RECORDS>
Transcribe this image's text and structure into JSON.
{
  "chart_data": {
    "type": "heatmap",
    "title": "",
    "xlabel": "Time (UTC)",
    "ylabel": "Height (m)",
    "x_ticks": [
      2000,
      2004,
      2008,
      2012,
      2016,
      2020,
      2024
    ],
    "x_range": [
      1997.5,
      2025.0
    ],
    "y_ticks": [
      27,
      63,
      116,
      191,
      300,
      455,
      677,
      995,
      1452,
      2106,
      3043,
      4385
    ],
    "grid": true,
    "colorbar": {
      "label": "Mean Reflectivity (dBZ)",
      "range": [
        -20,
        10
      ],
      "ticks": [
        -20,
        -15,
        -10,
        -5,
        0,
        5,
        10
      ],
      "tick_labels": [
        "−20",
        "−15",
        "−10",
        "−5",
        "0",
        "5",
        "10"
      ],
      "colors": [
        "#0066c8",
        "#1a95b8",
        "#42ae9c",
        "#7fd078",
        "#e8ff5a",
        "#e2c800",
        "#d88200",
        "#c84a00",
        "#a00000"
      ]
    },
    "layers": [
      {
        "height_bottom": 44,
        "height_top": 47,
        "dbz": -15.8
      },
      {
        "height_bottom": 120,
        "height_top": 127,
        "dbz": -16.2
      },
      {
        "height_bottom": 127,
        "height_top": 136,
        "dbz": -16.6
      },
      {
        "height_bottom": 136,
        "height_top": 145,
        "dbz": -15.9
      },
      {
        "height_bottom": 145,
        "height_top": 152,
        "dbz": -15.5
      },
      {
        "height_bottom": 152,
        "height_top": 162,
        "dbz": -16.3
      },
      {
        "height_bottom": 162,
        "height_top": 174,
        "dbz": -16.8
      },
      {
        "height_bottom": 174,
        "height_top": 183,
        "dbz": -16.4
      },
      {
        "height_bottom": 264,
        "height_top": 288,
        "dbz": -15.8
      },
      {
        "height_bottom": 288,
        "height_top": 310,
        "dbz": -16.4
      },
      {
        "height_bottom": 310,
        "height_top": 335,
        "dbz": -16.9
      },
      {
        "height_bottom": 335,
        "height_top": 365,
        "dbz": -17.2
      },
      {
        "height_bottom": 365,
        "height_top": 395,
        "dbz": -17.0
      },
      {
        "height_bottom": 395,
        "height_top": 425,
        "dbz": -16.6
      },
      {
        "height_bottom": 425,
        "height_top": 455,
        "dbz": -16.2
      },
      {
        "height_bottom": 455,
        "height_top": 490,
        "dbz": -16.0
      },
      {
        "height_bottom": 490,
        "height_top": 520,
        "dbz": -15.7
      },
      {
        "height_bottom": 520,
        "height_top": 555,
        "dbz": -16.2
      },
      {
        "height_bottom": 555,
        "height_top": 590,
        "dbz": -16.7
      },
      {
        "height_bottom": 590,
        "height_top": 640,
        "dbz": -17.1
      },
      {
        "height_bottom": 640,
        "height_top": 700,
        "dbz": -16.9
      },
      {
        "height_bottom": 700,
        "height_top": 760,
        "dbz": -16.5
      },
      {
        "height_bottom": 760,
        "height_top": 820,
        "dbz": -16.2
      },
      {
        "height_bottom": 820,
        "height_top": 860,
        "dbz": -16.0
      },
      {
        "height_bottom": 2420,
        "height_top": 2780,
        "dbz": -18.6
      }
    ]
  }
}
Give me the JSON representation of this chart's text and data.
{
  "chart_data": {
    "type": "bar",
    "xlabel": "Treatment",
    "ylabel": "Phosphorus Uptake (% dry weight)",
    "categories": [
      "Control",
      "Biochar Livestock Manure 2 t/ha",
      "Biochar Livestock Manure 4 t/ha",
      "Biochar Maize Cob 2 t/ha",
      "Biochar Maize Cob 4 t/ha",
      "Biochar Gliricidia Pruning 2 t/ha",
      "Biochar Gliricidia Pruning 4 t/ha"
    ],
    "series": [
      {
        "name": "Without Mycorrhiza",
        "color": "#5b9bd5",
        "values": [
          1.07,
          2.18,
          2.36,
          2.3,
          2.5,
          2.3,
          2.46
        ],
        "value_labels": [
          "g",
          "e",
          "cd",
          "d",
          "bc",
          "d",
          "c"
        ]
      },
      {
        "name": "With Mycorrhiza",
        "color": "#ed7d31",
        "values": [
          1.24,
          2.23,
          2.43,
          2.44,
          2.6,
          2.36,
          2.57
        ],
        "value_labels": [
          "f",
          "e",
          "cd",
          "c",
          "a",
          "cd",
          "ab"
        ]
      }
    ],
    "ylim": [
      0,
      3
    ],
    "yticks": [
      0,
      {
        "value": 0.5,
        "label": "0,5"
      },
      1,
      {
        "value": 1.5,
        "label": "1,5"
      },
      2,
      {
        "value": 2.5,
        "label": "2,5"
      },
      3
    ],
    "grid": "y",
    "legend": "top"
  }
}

WHAT YOU NEED TO DO> Locate the line that contains "Give me the". Repeat it and every line after it, up to and including the final line, exactly.

EXERCISE RESULT>
Give me the JSON representation of this chart's text and data.
{
  "chart_data": {
    "type": "bar",
    "xlabel": "Treatment",
    "ylabel": "Phosphorus Uptake (% dry weight)",
    "categories": [
      "Control",
      "Biochar Livestock Manure 2 t/ha",
      "Biochar Livestock Manure 4 t/ha",
      "Biochar Maize Cob 2 t/ha",
      "Biochar Maize Cob 4 t/ha",
      "Biochar Gliricidia Pruning 2 t/ha",
      "Biochar Gliricidia Pruning 4 t/ha"
    ],
    "series": [
      {
        "name": "Without Mycorrhiza",
        "color": "#5b9bd5",
        "values": [
          1.07,
          2.18,
          2.36,
          2.3,
          2.5,
          2.3,
          2.46
        ],
        "value_labels": [
          "g",
          "e",
          "cd",
          "d",
          "bc",
          "d",
          "c"
        ]
      },
      {
        "name": "With Mycorrhiza",
        "color": "#ed7d31",
        "values": [
          1.24,
          2.23,
          2.43,
          2.44,
          2.6,
          2.36,
          2.57
        ],
        "value_labels": [
          "f",
          "e",
          "cd",
          "c",
          "a",
          "cd",
          "ab"
        ]
      }
    ],
    "ylim": [
      0,
      3
    ],
    "yticks": [
      0,
      {
        "value": 0.5,
        "label": "0,5"
      },
      1,
      {
        "value": 1.5,
        "label": "1,5"
      },
      2,
      {
        "value": 2.5,
        "label": "2,5"
      },
      3
    ],
    "grid": "y",
    "legend": "top"
  }
}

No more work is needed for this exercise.